= WORK TO COMPLETE =
Find each line holding the word "RHONE" and give the number of such lines, nothing else.

= TASK INPUT =
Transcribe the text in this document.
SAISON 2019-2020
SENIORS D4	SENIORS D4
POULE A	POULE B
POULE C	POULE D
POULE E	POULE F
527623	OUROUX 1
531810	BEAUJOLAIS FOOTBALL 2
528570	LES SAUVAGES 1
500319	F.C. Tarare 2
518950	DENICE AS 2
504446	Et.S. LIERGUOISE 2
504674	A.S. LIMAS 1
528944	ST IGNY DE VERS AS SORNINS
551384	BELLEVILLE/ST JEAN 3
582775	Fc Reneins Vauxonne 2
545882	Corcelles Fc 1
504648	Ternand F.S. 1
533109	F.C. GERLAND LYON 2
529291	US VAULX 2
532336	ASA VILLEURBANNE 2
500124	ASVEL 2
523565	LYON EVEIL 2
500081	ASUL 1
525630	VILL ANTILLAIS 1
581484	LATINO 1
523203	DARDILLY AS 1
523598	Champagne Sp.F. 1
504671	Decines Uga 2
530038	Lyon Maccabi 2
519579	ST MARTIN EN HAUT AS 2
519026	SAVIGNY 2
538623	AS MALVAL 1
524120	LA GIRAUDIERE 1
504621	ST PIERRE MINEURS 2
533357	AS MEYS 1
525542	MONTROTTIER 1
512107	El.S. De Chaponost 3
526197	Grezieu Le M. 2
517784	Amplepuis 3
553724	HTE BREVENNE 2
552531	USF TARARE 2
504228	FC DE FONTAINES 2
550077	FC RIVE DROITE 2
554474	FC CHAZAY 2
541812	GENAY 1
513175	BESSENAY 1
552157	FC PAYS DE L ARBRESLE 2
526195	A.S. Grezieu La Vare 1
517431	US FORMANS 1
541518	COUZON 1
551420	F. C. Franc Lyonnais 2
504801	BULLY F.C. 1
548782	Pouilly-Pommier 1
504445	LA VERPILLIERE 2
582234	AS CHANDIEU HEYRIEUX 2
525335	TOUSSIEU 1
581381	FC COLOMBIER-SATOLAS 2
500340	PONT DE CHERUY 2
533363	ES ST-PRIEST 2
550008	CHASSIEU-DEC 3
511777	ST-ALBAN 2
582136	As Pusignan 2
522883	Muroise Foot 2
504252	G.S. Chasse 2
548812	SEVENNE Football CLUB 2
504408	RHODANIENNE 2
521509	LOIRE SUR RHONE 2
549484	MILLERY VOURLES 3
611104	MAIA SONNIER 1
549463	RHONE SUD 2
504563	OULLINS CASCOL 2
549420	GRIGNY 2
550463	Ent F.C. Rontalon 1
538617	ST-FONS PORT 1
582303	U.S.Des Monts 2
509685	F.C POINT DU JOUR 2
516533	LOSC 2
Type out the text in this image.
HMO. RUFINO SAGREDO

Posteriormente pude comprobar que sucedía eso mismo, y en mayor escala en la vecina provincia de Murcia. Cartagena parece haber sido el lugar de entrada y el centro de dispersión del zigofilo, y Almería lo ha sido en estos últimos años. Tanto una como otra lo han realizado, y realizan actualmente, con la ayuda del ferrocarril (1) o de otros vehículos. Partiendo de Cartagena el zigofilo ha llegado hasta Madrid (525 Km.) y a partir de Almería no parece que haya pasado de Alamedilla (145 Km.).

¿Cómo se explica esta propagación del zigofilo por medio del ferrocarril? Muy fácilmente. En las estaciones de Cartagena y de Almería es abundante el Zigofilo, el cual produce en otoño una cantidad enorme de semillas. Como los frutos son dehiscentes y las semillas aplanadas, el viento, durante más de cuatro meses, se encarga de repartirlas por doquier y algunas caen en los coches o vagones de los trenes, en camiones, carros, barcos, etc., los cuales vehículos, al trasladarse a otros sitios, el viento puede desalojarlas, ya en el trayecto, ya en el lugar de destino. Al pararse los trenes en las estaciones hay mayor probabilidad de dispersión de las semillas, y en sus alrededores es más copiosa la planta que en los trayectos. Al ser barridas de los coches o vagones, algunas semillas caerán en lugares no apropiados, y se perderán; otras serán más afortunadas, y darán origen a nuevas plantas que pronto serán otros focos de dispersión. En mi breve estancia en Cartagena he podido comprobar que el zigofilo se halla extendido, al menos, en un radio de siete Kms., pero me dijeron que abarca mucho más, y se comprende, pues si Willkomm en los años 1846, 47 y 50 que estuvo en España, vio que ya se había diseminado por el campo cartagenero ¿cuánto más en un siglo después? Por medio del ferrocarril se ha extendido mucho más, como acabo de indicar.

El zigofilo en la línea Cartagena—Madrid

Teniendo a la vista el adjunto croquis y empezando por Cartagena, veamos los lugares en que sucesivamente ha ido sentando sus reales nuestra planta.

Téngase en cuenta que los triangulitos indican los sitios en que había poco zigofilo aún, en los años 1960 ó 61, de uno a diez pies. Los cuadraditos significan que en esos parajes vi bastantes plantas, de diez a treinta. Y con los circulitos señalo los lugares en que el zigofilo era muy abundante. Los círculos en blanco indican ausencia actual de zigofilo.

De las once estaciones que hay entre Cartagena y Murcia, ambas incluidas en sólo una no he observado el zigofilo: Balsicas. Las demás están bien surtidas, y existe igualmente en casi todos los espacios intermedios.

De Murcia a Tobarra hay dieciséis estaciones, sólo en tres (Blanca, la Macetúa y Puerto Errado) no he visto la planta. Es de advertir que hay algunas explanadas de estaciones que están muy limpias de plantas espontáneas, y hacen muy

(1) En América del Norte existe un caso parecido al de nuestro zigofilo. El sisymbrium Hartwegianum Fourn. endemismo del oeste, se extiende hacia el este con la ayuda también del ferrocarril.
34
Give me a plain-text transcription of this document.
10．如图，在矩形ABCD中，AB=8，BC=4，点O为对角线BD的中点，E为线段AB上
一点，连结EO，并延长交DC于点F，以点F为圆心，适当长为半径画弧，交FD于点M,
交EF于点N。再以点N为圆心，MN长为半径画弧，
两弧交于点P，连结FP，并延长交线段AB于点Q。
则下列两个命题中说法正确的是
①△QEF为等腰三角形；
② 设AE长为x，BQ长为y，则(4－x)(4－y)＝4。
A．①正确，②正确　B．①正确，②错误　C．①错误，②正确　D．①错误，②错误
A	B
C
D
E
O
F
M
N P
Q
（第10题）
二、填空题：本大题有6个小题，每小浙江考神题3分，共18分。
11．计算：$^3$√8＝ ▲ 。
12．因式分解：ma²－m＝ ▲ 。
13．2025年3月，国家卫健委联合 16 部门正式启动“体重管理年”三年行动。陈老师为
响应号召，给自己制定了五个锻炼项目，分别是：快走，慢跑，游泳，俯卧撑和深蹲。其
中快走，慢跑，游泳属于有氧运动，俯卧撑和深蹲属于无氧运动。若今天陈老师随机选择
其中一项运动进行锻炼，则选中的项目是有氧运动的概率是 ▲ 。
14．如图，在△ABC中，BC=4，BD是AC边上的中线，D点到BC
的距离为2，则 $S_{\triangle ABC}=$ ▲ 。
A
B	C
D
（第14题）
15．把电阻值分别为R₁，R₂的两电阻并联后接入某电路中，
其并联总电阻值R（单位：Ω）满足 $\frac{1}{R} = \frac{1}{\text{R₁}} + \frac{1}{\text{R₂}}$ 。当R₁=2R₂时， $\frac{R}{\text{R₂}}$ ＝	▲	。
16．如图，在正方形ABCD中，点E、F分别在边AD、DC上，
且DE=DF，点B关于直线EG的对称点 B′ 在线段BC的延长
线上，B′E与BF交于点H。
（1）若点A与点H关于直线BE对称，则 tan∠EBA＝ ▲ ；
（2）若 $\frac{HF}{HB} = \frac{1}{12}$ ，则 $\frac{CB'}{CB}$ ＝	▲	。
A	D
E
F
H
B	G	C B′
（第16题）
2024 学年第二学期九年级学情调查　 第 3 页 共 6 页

= EXERCISE OUTPUT =
2